**Work to complete**
Whenever a line below holds the word "with", copy that line.

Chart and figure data

—————

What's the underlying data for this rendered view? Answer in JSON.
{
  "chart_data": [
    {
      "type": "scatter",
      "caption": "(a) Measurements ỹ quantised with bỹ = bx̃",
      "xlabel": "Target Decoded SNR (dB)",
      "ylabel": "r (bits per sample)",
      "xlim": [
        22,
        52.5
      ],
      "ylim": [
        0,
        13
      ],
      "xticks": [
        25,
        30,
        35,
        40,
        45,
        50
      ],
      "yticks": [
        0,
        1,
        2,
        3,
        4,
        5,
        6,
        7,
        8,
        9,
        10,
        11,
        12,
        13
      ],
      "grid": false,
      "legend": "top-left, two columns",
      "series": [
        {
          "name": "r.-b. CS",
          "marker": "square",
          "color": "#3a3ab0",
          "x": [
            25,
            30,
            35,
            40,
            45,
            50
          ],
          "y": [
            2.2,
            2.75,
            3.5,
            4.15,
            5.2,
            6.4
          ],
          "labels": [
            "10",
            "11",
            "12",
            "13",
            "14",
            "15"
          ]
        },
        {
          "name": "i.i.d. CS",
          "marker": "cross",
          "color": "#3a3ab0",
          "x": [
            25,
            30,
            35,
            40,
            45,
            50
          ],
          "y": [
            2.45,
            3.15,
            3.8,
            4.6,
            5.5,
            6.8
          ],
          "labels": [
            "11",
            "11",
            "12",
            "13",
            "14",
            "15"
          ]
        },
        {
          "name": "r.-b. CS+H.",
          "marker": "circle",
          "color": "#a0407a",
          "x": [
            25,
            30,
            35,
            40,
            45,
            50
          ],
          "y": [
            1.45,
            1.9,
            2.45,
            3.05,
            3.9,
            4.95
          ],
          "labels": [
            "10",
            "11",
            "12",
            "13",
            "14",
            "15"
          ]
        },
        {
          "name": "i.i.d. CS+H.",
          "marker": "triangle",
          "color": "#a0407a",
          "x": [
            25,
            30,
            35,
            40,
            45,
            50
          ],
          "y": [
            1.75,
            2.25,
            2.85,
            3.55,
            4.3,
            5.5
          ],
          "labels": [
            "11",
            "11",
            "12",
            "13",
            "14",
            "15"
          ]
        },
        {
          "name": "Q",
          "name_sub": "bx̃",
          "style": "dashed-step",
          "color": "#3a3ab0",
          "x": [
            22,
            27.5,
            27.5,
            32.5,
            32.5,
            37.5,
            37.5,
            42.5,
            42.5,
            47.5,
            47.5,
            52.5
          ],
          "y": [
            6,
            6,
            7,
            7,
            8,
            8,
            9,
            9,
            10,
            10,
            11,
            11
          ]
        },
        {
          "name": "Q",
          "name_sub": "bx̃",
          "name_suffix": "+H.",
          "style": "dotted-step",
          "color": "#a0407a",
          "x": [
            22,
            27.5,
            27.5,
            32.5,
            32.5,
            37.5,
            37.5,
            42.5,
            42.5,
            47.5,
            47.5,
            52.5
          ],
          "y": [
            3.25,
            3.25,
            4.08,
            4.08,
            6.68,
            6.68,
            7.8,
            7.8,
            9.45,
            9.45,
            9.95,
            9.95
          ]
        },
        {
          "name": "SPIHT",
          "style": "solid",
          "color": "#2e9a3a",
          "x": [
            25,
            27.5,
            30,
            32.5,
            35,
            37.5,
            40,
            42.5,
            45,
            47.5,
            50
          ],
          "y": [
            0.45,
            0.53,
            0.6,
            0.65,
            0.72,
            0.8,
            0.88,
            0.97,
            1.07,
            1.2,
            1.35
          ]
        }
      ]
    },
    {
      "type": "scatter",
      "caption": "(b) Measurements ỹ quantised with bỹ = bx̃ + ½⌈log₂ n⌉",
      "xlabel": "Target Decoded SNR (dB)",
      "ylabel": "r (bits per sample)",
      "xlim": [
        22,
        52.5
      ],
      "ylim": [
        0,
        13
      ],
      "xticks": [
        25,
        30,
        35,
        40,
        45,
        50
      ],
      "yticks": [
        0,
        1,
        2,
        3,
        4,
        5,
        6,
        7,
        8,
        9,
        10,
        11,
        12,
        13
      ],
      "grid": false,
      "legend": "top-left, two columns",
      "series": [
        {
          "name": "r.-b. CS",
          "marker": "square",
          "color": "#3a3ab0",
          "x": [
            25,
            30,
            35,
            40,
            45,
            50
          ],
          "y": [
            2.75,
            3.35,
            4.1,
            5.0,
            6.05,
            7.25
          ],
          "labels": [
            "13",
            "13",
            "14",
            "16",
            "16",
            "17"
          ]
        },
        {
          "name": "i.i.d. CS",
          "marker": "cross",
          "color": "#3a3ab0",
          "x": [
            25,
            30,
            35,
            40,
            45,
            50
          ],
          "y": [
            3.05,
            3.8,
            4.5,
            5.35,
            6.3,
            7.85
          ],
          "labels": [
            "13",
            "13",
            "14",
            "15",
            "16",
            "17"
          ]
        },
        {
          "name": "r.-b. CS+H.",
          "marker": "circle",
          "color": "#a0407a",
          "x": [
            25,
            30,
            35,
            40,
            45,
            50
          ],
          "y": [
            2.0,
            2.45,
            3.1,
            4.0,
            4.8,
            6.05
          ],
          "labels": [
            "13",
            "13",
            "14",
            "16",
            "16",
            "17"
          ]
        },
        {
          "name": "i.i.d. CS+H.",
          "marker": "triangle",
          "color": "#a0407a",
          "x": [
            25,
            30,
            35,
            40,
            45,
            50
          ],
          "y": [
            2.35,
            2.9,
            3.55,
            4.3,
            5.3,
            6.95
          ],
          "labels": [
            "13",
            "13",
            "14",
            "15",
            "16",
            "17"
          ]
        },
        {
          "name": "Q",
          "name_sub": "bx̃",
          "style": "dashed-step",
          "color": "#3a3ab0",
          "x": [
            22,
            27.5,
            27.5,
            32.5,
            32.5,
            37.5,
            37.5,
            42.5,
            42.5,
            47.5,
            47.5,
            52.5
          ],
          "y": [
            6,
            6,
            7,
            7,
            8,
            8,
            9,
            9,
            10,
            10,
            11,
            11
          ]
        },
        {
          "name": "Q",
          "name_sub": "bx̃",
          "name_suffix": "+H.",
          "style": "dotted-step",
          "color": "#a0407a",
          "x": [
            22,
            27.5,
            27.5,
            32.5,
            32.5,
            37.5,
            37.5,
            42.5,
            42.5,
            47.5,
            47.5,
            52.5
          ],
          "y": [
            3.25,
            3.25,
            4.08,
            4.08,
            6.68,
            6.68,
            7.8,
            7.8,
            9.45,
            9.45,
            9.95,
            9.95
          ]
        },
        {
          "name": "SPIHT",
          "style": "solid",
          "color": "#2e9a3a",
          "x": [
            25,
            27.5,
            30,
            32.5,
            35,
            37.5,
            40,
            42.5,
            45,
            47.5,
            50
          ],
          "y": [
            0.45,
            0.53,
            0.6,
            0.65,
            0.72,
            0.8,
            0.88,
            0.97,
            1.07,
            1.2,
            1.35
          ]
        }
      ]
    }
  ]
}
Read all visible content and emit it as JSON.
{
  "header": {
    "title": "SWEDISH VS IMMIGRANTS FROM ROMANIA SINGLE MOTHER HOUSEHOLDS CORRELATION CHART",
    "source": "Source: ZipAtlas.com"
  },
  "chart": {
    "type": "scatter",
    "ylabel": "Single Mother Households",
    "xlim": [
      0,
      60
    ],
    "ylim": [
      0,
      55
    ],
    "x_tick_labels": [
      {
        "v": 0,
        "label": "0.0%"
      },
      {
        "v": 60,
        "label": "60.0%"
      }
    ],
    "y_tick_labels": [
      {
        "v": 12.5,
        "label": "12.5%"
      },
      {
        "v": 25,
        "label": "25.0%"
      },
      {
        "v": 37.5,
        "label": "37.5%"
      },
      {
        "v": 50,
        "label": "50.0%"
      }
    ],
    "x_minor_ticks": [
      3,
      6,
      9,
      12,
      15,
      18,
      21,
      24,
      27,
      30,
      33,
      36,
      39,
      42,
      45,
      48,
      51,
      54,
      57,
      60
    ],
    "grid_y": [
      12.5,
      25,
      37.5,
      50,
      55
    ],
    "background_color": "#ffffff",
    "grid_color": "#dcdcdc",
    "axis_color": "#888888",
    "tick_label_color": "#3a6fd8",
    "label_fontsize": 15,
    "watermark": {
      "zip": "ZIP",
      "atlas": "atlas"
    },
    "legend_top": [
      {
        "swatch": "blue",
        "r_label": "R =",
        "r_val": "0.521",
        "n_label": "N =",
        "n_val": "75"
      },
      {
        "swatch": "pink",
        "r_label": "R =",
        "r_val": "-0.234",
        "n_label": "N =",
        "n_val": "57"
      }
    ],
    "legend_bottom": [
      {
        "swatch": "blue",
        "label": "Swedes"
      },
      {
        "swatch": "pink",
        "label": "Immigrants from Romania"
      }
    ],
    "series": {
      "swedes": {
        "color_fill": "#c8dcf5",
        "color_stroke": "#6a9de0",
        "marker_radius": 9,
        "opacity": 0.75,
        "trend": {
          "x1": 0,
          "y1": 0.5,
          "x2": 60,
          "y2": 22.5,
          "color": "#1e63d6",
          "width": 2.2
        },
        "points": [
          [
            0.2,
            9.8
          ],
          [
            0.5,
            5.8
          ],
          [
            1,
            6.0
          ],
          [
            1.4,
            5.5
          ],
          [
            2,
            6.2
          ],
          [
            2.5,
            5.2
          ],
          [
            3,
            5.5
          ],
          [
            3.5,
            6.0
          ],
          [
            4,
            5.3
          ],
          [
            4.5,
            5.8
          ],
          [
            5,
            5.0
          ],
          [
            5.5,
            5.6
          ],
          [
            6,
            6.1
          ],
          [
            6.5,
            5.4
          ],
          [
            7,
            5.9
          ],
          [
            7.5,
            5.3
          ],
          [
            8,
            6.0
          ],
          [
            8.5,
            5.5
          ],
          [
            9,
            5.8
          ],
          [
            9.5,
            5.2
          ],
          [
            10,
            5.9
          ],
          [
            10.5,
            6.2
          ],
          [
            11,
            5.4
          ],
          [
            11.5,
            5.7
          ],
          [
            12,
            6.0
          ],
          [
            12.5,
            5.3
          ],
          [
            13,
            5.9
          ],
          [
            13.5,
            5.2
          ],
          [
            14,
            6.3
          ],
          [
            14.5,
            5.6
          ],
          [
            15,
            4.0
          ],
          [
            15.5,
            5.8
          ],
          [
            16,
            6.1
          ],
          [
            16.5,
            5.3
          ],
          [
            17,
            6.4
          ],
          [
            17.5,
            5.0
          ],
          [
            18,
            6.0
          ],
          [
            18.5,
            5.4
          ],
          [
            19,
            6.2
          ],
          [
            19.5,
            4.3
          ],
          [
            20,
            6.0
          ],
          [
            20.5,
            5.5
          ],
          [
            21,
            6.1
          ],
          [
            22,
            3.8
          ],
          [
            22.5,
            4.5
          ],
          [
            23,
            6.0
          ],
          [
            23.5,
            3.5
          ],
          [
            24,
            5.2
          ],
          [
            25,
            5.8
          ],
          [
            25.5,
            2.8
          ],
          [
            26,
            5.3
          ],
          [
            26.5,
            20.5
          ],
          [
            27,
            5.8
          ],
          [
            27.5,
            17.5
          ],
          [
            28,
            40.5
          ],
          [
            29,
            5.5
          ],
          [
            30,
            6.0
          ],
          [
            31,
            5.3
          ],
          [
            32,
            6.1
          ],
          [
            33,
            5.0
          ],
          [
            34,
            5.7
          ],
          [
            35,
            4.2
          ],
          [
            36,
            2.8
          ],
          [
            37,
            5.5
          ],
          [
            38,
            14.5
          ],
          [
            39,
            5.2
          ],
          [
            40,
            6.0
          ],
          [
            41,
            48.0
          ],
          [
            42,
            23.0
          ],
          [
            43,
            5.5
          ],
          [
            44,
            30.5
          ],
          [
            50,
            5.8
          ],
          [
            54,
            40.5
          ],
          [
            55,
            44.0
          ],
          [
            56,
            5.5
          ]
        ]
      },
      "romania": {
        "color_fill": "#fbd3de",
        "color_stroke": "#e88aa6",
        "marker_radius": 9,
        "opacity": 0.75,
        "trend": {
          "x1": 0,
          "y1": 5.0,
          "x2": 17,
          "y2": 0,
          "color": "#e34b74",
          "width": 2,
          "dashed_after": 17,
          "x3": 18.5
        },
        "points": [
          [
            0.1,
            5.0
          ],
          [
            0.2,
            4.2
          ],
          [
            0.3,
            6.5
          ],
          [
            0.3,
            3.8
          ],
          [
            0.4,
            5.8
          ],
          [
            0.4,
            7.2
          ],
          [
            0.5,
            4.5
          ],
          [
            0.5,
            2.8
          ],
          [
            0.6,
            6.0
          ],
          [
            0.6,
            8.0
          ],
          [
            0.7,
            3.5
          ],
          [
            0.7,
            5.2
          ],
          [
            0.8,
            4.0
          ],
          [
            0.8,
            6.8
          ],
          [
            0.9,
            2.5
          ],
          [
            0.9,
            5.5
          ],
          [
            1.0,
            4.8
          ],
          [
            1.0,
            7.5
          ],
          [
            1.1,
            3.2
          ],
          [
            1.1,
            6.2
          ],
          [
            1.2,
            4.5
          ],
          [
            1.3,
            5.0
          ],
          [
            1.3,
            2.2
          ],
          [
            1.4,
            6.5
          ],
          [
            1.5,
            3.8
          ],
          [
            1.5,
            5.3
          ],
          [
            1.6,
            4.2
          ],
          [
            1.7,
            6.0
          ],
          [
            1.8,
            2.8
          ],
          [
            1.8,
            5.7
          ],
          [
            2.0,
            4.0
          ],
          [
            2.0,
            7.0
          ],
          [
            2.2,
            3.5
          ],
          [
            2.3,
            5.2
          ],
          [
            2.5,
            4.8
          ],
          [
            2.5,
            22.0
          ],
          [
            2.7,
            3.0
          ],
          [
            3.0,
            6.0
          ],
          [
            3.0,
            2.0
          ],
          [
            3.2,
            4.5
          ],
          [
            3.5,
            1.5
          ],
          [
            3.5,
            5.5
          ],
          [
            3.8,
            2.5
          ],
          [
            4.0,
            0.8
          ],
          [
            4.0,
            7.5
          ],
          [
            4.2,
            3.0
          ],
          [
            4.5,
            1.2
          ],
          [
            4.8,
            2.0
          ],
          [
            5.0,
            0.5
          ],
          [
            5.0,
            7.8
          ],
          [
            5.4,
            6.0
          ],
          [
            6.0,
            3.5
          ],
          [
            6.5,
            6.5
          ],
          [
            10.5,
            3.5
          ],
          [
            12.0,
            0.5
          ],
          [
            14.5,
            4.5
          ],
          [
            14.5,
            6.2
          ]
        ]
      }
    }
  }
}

—————

**Answer**
      "caption": "(a) Measurements ỹ quantised with bỹ = bx̃",
      "caption": "(b) Measurements ỹ quantised with bỹ = bx̃ + ½⌈log₂ n⌉",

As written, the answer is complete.